Format every line of the material below as a JSON list of strings, one string per line, leaving out blank lines.
━━━━━━━━━━━━━━━━━━━━
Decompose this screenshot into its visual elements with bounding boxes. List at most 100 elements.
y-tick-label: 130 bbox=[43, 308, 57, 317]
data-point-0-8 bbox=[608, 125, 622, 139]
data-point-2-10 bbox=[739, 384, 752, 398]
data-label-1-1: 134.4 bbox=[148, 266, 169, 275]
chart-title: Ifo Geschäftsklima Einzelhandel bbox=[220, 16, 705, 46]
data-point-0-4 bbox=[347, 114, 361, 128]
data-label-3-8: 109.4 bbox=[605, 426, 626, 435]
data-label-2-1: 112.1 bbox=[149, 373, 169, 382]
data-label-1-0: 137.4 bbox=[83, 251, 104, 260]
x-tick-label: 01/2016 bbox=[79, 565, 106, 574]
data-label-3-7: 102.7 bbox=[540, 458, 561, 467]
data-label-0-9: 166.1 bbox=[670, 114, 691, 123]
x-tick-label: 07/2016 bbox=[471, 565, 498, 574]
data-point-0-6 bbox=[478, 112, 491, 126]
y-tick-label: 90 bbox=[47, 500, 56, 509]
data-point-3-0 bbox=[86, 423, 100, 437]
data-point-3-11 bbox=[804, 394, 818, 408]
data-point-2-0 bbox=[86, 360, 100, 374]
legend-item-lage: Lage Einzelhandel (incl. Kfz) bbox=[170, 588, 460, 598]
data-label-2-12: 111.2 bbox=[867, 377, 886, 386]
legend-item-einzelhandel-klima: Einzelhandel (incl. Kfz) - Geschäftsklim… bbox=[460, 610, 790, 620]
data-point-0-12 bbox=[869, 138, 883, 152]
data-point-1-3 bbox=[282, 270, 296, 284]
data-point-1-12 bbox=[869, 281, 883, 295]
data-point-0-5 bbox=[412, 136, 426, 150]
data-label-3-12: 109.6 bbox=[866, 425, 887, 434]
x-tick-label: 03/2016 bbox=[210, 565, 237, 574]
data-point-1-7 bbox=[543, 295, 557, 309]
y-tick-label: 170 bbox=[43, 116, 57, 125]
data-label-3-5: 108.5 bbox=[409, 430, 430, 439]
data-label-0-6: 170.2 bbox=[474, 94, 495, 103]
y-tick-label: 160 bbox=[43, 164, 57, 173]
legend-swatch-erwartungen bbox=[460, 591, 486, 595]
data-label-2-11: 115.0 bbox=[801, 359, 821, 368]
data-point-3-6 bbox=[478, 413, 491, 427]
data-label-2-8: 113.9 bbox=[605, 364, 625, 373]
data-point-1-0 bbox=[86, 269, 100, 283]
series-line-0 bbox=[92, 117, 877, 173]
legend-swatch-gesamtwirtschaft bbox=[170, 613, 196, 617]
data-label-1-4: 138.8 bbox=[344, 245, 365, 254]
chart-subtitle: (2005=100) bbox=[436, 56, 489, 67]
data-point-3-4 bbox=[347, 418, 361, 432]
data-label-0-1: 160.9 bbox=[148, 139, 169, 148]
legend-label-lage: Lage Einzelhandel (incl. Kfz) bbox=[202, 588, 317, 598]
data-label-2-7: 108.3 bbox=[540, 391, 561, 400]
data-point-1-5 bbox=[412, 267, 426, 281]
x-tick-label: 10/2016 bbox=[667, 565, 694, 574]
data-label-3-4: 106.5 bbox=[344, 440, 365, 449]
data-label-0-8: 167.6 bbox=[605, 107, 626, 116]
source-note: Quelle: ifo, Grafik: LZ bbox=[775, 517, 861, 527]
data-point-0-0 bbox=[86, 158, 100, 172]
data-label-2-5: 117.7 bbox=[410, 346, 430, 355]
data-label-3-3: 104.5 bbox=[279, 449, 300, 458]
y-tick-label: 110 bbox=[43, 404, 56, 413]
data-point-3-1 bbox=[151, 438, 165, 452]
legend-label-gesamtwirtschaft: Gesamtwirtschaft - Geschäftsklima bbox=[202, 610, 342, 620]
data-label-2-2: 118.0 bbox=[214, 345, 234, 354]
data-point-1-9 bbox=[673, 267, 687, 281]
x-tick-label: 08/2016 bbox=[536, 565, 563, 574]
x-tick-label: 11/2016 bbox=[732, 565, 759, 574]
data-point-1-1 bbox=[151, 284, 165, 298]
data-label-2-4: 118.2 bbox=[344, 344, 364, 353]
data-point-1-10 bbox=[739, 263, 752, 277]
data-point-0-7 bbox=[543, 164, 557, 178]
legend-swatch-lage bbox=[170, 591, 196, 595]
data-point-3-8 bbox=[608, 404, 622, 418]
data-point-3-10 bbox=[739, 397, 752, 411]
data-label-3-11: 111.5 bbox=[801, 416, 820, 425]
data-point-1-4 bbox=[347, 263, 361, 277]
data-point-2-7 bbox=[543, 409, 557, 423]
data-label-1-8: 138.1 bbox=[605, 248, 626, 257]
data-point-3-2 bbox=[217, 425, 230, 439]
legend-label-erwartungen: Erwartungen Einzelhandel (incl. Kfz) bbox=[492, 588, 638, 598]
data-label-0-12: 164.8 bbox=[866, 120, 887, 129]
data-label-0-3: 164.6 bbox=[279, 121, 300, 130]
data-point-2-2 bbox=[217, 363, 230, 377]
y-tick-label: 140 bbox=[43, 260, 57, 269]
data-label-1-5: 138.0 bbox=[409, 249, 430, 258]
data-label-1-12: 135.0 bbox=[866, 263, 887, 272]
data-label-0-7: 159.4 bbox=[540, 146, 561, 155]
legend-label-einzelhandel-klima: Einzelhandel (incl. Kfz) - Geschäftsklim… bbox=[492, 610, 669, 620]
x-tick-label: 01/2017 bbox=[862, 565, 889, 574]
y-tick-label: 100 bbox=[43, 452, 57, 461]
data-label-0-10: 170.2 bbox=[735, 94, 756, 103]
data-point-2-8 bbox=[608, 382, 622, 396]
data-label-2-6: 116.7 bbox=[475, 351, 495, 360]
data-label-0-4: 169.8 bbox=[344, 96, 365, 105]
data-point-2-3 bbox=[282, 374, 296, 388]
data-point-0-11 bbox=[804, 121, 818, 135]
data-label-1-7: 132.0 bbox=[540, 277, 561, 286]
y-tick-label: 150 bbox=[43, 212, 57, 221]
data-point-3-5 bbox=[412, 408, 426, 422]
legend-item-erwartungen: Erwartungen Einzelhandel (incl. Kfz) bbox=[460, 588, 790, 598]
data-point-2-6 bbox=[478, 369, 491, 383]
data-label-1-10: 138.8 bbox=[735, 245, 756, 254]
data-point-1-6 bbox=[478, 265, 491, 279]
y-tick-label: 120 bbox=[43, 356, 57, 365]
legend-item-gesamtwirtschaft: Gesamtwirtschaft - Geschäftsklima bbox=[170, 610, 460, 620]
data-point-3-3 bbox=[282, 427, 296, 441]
━━━━━━━━━━━━━━━━━━━━
SOLVED PROBLEM:
[
  "Decompose this screenshot into its visual elements with bounding boxes. List at most 100 elements.",
  "y-tick-label: 130 bbox=[43, 308, 57, 317]",
  "data-point-0-8 bbox=[608, 125, 622, 139]",
  "data-point-2-10 bbox=[739, 384, 752, 398]",
  "data-label-1-1: 134.4 bbox=[148, 266, 169, 275]",
  "chart-title: Ifo Geschäftsklima Einzelhandel bbox=[220, 16, 705, 46]",
  "data-point-0-4 bbox=[347, 114, 361, 128]",
  "data-label-3-8: 109.4 bbox=[605, 426, 626, 435]",
  "data-label-2-1: 112.1 bbox=[149, 373, 169, 382]",
  "data-label-1-0: 137.4 bbox=[83, 251, 104, 260]",
  "x-tick-label: 01/2016 bbox=[79, 565, 106, 574]",
  "data-label-3-7: 102.7 bbox=[540, 458, 561, 467]",
  "data-label-0-9: 166.1 bbox=[670, 114, 691, 123]",
  "x-tick-label: 07/2016 bbox=[471, 565, 498, 574]",
  "data-point-0-6 bbox=[478, 112, 491, 126]",
  "y-tick-label: 90 bbox=[47, 500, 56, 509]",
  "data-point-3-0 bbox=[86, 423, 100, 437]",
  "data-point-3-11 bbox=[804, 394, 818, 408]",
  "data-point-2-0 bbox=[86, 360, 100, 374]",
  "legend-item-lage: Lage Einzelhandel (incl. Kfz) bbox=[170, 588, 460, 598]",
  "data-label-2-12: 111.2 bbox=[867, 377, 886, 386]",
  "legend-item-einzelhandel-klima: Einzelhandel (incl. Kfz) - Geschäftsklim… bbox=[460, 610, 790, 620]",
  "data-point-0-12 bbox=[869, 138, 883, 152]",
  "data-point-1-3 bbox=[282, 270, 296, 284]",
  "data-point-1-12 bbox=[869, 281, 883, 295]",
  "data-point-0-5 bbox=[412, 136, 426, 150]",
  "data-label-3-12: 109.6 bbox=[866, 425, 887, 434]",
  "x-tick-label: 03/2016 bbox=[210, 565, 237, 574]",
  "data-point-1-7 bbox=[543, 295, 557, 309]",
  "y-tick-label: 170 bbox=[43, 116, 57, 125]",
  "data-label-3-5: 108.5 bbox=[409, 430, 430, 439]",
  "data-label-0-6: 170.2 bbox=[474, 94, 495, 103]",
  "y-tick-label: 160 bbox=[43, 164, 57, 173]",
  "legend-swatch-erwartungen bbox=[460, 591, 486, 595]",
  "data-label-2-11: 115.0 bbox=[801, 359, 821, 368]",
  "data-point-3-6 bbox=[478, 413, 491, 427]",
  "data-label-2-8: 113.9 bbox=[605, 364, 625, 373]",
  "data-point-1-0 bbox=[86, 269, 100, 283]",
  "series-line-0 bbox=[92, 117, 877, 173]",
  "legend-swatch-gesamtwirtschaft bbox=[170, 613, 196, 617]",
  "data-label-1-4: 138.8 bbox=[344, 245, 365, 254]",
  "chart-subtitle: (2005=100) bbox=[436, 56, 489, 67]",
  "data-point-3-4 bbox=[347, 418, 361, 432]",
  "data-label-0-1: 160.9 bbox=[148, 139, 169, 148]",
  "legend-label-lage: Lage Einzelhandel (incl. Kfz) bbox=[202, 588, 317, 598]",
  "data-label-2-7: 108.3 bbox=[540, 391, 561, 400]",
  "data-point-1-5 bbox=[412, 267, 426, 281]",
  "x-tick-label: 10/2016 bbox=[667, 565, 694, 574]",
  "data-label-3-4: 106.5 bbox=[344, 440, 365, 449]",
  "data-label-0-8: 167.6 bbox=[605, 107, 626, 116]",
  "source-note: Quelle: ifo, Grafik: LZ bbox=[775, 517, 861, 527]",
  "data-point-0-0 bbox=[86, 158, 100, 172]",
  "data-label-2-5: 117.7 bbox=[410, 346, 430, 355]",
  "data-label-3-3: 104.5 bbox=[279, 449, 300, 458]",
  "y-tick-label: 110 bbox=[43, 404, 56, 413]",
  "data-point-3-1 bbox=[151, 438, 165, 452]",
  "legend-label-gesamtwirtschaft: Gesamtwirtschaft - Geschäftsklima bbox=[202, 610, 342, 620]",
  "data-label-2-2: 118.0 bbox=[214, 345, 234, 354]",
  "data-point-1-9 bbox=[673, 267, 687, 281]",
  "x-tick-label: 08/2016 bbox=[536, 565, 563, 574]",
  "x-tick-label: 11/2016 bbox=[732, 565, 759, 574]",
  "data-point-1-1 bbox=[151, 284, 165, 298]",
  "data-label-2-4: 118.2 bbox=[344, 344, 364, 353]",
  "data-point-1-10 bbox=[739, 263, 752, 277]",
  "data-point-0-7 bbox=[543, 164, 557, 178]",
  "legend-swatch-lage bbox=[170, 591, 196, 595]",
  "data-point-3-8 bbox=[608, 404, 622, 418]",
  "data-point-3-10 bbox=[739, 397, 752, 411]",
  "data-label-3-11: 111.5 bbox=[801, 416, 820, 425]",
  "data-point-1-4 bbox=[347, 263, 361, 277]",
  "data-point-2-7 bbox=[543, 409, 557, 423]",
  "data-label-1-8: 138.1 bbox=[605, 248, 626, 257]",
  "data-point-3-2 bbox=[217, 425, 230, 439]",
  "legend-label-erwartungen: Erwartungen Einzelhandel (incl. Kfz) bbox=[492, 588, 638, 598]",
  "data-label-0-12: 164.8 bbox=[866, 120, 887, 129]",
  "data-label-0-3: 164.6 bbox=[279, 121, 300, 130]",
  "data-point-2-2 bbox=[217, 363, 230, 377]",
  "y-tick-label: 140 bbox=[43, 260, 57, 269]",
  "data-label-1-5: 138.0 bbox=[409, 249, 430, 258]",
  "data-label-1-12: 135.0 bbox=[866, 263, 887, 272]",
  "data-label-0-7: 159.4 bbox=[540, 146, 561, 155]",
  "legend-label-einzelhandel-klima: Einzelhandel (incl. Kfz) - Geschäftsklim… bbox=[492, 610, 669, 620]",
  "x-tick-label: 01/2017 bbox=[862, 565, 889, 574]",
  "y-tick-label: 100 bbox=[43, 452, 57, 461]",
  "data-label-0-10: 170.2 bbox=[735, 94, 756, 103]",
  "data-point-2-8 bbox=[608, 382, 622, 396]",
  "data-label-2-6: 116.7 bbox=[475, 351, 495, 360]",
  "data-label-0-4: 169.8 bbox=[344, 96, 365, 105]",
  "data-point-2-3 bbox=[282, 374, 296, 388]",
  "data-point-0-11 bbox=[804, 121, 818, 135]",
  "data-label-1-7: 132.0 bbox=[540, 277, 561, 286]",
  "y-tick-label: 150 bbox=[43, 212, 57, 221]",
  "data-point-3-5 bbox=[412, 408, 426, 422]",
  "legend-item-erwartungen: Erwartungen Einzelhandel (incl. Kfz) bbox=[460, 588, 790, 598]",
  "data-point-2-6 bbox=[478, 369, 491, 383]",
  "data-label-1-10: 138.8 bbox=[735, 245, 756, 254]",
  "data-point-1-6 bbox=[478, 265, 491, 279]",
  "y-tick-label: 120 bbox=[43, 356, 57, 365]",
  "legend-item-gesamtwirtschaft: Gesamtwirtschaft - Geschäftsklima bbox=[170, 610, 460, 620]",
  "data-point-3-3 bbox=[282, 427, 296, 441]"
]